| Work to complete |
Repeat the full listing, word for word.

| Information supplied |
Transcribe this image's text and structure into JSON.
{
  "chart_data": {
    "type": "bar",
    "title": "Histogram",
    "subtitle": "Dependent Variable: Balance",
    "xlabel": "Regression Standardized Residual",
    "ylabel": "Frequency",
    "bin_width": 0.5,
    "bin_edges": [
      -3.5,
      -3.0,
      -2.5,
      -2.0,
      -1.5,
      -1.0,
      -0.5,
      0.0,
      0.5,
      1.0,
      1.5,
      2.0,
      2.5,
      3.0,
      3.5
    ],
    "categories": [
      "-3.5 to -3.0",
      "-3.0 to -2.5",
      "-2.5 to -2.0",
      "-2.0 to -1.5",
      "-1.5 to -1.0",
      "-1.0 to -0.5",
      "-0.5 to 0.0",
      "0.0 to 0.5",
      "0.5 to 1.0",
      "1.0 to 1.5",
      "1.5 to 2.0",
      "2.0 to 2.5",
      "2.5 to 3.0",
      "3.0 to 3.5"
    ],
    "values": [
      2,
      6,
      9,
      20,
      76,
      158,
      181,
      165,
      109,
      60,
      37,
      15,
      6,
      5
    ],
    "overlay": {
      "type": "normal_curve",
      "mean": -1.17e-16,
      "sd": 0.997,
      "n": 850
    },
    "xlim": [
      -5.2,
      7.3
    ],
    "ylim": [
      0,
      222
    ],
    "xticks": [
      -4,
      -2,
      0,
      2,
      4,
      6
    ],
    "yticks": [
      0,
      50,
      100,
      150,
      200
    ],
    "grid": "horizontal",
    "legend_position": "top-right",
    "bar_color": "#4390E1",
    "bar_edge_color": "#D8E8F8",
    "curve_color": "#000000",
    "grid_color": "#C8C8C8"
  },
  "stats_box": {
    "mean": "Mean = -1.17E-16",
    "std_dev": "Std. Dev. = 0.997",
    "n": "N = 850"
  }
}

| Final answer |
Transcribe this image's text and structure into JSON.
{
  "chart_data": {
    "type": "bar",
    "title": "Histogram",
    "subtitle": "Dependent Variable: Balance",
    "xlabel": "Regression Standardized Residual",
    "ylabel": "Frequency",
    "bin_width": 0.5,
    "bin_edges": [
      -3.5,
      -3.0,
      -2.5,
      -2.0,
      -1.5,
      -1.0,
      -0.5,
      0.0,
      0.5,
      1.0,
      1.5,
      2.0,
      2.5,
      3.0,
      3.5
    ],
    "categories": [
      "-3.5 to -3.0",
      "-3.0 to -2.5",
      "-2.5 to -2.0",
      "-2.0 to -1.5",
      "-1.5 to -1.0",
      "-1.0 to -0.5",
      "-0.5 to 0.0",
      "0.0 to 0.5",
      "0.5 to 1.0",
      "1.0 to 1.5",
      "1.5 to 2.0",
      "2.0 to 2.5",
      "2.5 to 3.0",
      "3.0 to 3.5"
    ],
    "values": [
      2,
      6,
      9,
      20,
      76,
      158,
      181,
      165,
      109,
      60,
      37,
      15,
      6,
      5
    ],
    "overlay": {
      "type": "normal_curve",
      "mean": -1.17e-16,
      "sd": 0.997,
      "n": 850
    },
    "xlim": [
      -5.2,
      7.3
    ],
    "ylim": [
      0,
      222
    ],
    "xticks": [
      -4,
      -2,
      0,
      2,
      4,
      6
    ],
    "yticks": [
      0,
      50,
      100,
      150,
      200
    ],
    "grid": "horizontal",
    "legend_position": "top-right",
    "bar_color": "#4390E1",
    "bar_edge_color": "#D8E8F8",
    "curve_color": "#000000",
    "grid_color": "#C8C8C8"
  },
  "stats_box": {
    "mean": "Mean = -1.17E-16",
    "std_dev": "Std. Dev. = 0.997",
    "n": "N = 850"
  }
}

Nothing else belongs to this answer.